__GOAL__
From the material below, list every line containing "子欲养而亲不待".

start SOURCE RECORDS

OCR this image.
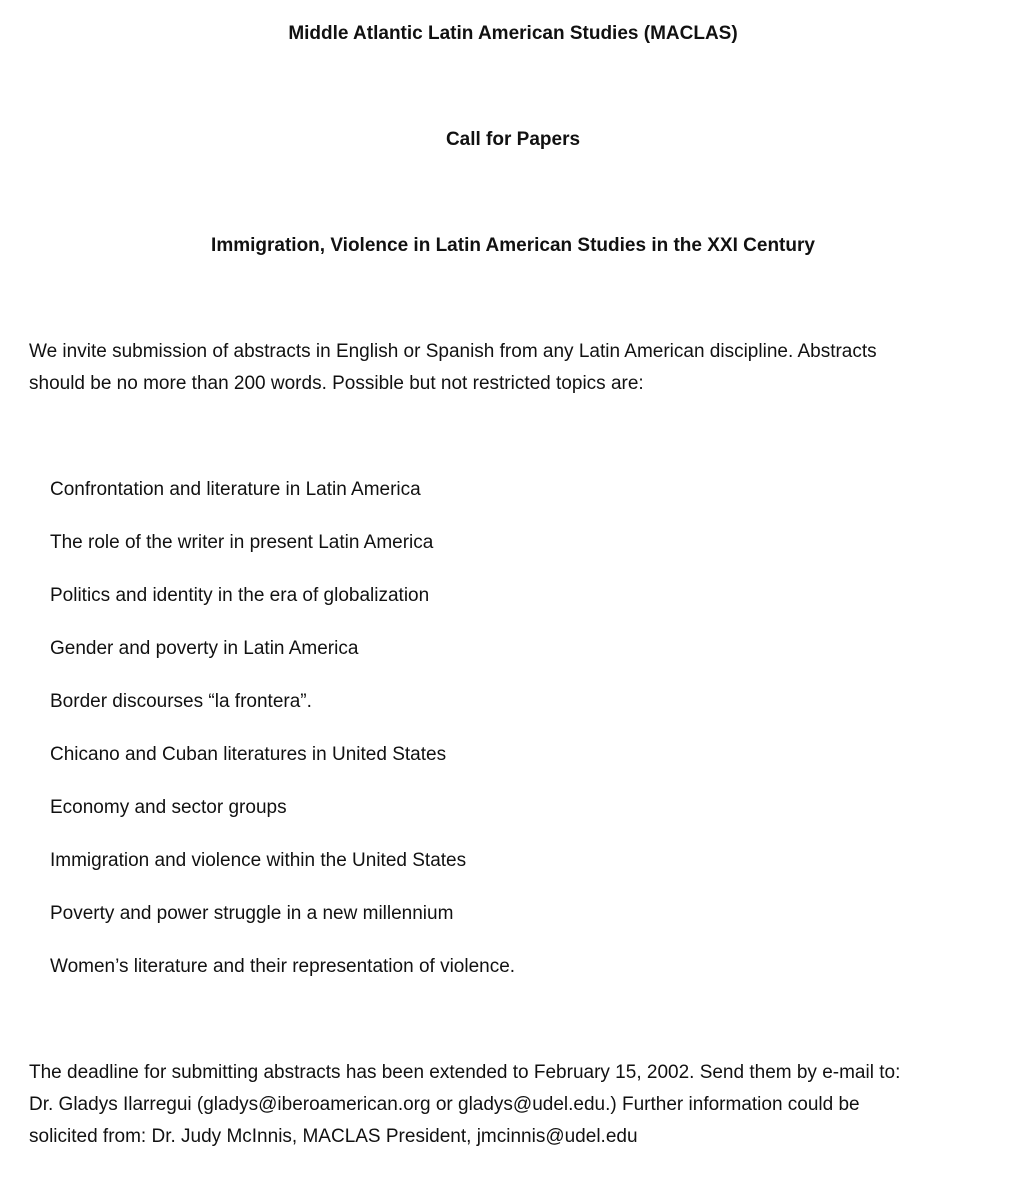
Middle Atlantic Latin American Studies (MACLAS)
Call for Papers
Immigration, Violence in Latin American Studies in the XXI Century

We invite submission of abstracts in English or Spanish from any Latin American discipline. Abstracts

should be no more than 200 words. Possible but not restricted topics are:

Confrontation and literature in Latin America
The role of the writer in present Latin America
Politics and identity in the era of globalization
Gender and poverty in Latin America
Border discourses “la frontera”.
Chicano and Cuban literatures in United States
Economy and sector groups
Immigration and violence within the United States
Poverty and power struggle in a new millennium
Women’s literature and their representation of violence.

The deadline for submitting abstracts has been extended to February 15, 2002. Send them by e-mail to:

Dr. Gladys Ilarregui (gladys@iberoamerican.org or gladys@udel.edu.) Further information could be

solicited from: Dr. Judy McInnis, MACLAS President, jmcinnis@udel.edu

end SOURCE RECORDS
start SOURCE RECORDS

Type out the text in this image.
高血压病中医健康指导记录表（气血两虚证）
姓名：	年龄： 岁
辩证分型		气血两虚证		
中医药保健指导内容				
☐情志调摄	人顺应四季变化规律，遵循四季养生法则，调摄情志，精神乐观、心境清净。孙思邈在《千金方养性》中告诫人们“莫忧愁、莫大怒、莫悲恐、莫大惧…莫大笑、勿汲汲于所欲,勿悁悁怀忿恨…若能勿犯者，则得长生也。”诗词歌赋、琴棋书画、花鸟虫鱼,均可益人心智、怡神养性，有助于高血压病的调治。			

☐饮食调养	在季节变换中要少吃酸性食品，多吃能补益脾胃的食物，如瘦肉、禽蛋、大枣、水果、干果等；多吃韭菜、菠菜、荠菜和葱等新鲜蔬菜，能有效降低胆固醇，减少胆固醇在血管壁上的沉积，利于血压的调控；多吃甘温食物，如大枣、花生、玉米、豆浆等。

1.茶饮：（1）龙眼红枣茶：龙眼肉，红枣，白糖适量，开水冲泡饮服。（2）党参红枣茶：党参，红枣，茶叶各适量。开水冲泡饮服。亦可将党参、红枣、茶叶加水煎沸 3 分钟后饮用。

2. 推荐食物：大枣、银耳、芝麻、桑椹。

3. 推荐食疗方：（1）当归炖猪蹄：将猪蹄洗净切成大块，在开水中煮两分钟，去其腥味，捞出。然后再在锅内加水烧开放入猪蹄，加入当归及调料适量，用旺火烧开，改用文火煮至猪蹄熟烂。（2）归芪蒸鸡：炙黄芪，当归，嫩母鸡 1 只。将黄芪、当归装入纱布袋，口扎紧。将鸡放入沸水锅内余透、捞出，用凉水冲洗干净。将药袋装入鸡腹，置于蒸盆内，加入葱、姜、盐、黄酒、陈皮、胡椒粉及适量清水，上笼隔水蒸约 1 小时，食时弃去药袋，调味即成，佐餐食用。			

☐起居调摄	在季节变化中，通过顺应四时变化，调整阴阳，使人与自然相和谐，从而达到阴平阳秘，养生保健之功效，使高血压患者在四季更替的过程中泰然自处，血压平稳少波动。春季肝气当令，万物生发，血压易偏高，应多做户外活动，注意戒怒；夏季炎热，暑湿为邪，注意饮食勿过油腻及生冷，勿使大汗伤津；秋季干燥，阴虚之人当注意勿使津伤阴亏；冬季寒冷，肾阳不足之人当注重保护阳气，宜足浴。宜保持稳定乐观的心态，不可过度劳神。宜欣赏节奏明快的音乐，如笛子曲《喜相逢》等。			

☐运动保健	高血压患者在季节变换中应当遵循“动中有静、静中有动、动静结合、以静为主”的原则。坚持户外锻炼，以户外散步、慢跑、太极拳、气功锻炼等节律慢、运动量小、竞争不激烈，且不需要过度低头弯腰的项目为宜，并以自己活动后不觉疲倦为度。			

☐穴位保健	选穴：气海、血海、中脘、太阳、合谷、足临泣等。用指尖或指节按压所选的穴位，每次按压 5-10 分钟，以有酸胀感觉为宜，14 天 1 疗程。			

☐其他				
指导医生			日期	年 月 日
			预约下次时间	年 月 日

end SOURCE RECORDS
start SOURCE RECORDS

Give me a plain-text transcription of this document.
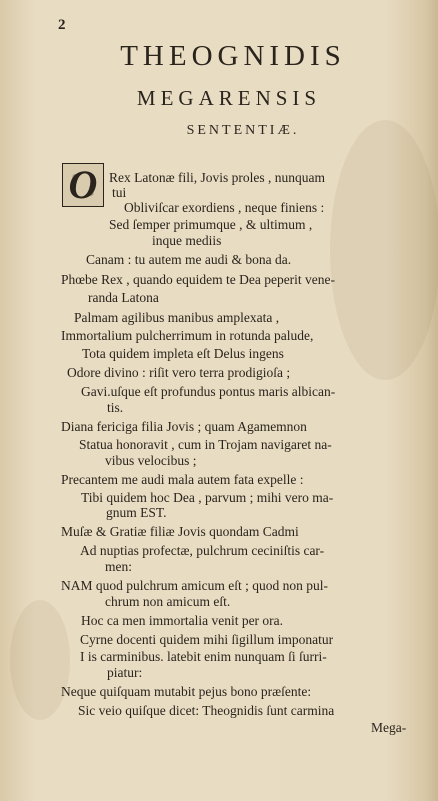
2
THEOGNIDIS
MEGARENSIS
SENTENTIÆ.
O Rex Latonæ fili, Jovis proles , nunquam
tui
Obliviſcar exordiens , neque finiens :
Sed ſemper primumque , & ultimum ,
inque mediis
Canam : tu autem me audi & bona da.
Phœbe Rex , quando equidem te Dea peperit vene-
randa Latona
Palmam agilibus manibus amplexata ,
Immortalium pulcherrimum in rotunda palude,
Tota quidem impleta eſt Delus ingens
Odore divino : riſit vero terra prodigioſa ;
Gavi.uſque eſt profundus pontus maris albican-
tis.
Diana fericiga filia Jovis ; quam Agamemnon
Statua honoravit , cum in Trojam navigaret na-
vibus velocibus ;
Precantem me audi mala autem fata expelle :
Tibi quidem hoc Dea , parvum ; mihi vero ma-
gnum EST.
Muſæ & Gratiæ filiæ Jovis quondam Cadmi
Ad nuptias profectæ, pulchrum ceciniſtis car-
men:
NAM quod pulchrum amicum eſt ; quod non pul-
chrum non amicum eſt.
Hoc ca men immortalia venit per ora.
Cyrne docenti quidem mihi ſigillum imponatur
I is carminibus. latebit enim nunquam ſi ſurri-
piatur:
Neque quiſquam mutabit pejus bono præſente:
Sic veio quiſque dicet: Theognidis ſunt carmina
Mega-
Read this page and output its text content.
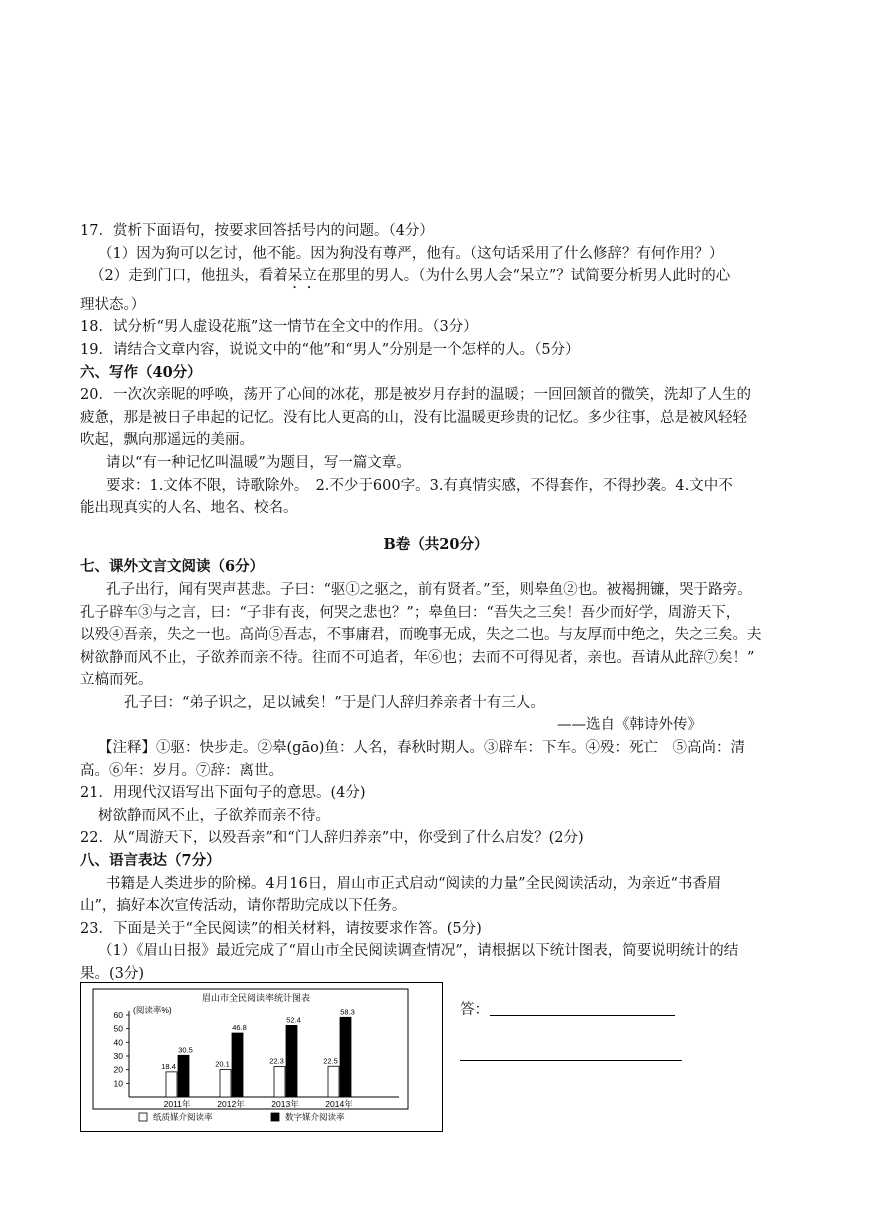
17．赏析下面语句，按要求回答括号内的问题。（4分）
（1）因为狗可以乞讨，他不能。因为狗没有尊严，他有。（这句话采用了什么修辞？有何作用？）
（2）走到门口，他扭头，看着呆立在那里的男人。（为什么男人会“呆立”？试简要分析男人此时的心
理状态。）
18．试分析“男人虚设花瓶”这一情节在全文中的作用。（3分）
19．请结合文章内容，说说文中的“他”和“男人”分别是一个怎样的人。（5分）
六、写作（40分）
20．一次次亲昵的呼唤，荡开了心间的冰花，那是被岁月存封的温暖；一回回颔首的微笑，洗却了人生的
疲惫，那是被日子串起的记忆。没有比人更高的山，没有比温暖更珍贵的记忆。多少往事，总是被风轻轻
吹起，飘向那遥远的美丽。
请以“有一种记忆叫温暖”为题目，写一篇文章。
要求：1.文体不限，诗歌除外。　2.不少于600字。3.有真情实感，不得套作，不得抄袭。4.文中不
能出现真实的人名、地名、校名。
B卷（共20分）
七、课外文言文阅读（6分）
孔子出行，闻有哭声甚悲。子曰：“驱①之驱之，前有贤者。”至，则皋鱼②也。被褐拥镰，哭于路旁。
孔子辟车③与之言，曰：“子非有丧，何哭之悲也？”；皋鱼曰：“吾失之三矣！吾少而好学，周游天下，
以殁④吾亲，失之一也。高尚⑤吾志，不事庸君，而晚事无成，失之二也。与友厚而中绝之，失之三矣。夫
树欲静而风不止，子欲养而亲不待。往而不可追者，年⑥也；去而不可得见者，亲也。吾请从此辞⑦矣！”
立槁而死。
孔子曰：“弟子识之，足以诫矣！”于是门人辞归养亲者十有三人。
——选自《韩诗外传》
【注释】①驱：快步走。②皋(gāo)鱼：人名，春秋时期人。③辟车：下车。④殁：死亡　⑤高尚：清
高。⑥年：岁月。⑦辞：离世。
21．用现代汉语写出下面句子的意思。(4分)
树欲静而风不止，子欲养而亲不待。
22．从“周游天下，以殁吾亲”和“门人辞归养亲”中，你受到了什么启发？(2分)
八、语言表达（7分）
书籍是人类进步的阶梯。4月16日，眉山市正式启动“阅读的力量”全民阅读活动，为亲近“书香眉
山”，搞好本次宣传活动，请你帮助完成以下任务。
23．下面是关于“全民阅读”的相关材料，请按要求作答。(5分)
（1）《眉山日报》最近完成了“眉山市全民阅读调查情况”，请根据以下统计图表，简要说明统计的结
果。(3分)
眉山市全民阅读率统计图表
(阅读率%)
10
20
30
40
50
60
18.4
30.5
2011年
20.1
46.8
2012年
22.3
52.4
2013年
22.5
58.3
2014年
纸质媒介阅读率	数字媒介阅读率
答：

end SOURCE RECORDS

__ANSWER FOR THIS EXERCISE__
树欲静而风不止，子欲养而亲不待。往而不可追者，年⑥也；去而不可得见者，亲也。吾请从此辞⑦矣！”
树欲静而风不止，子欲养而亲不待。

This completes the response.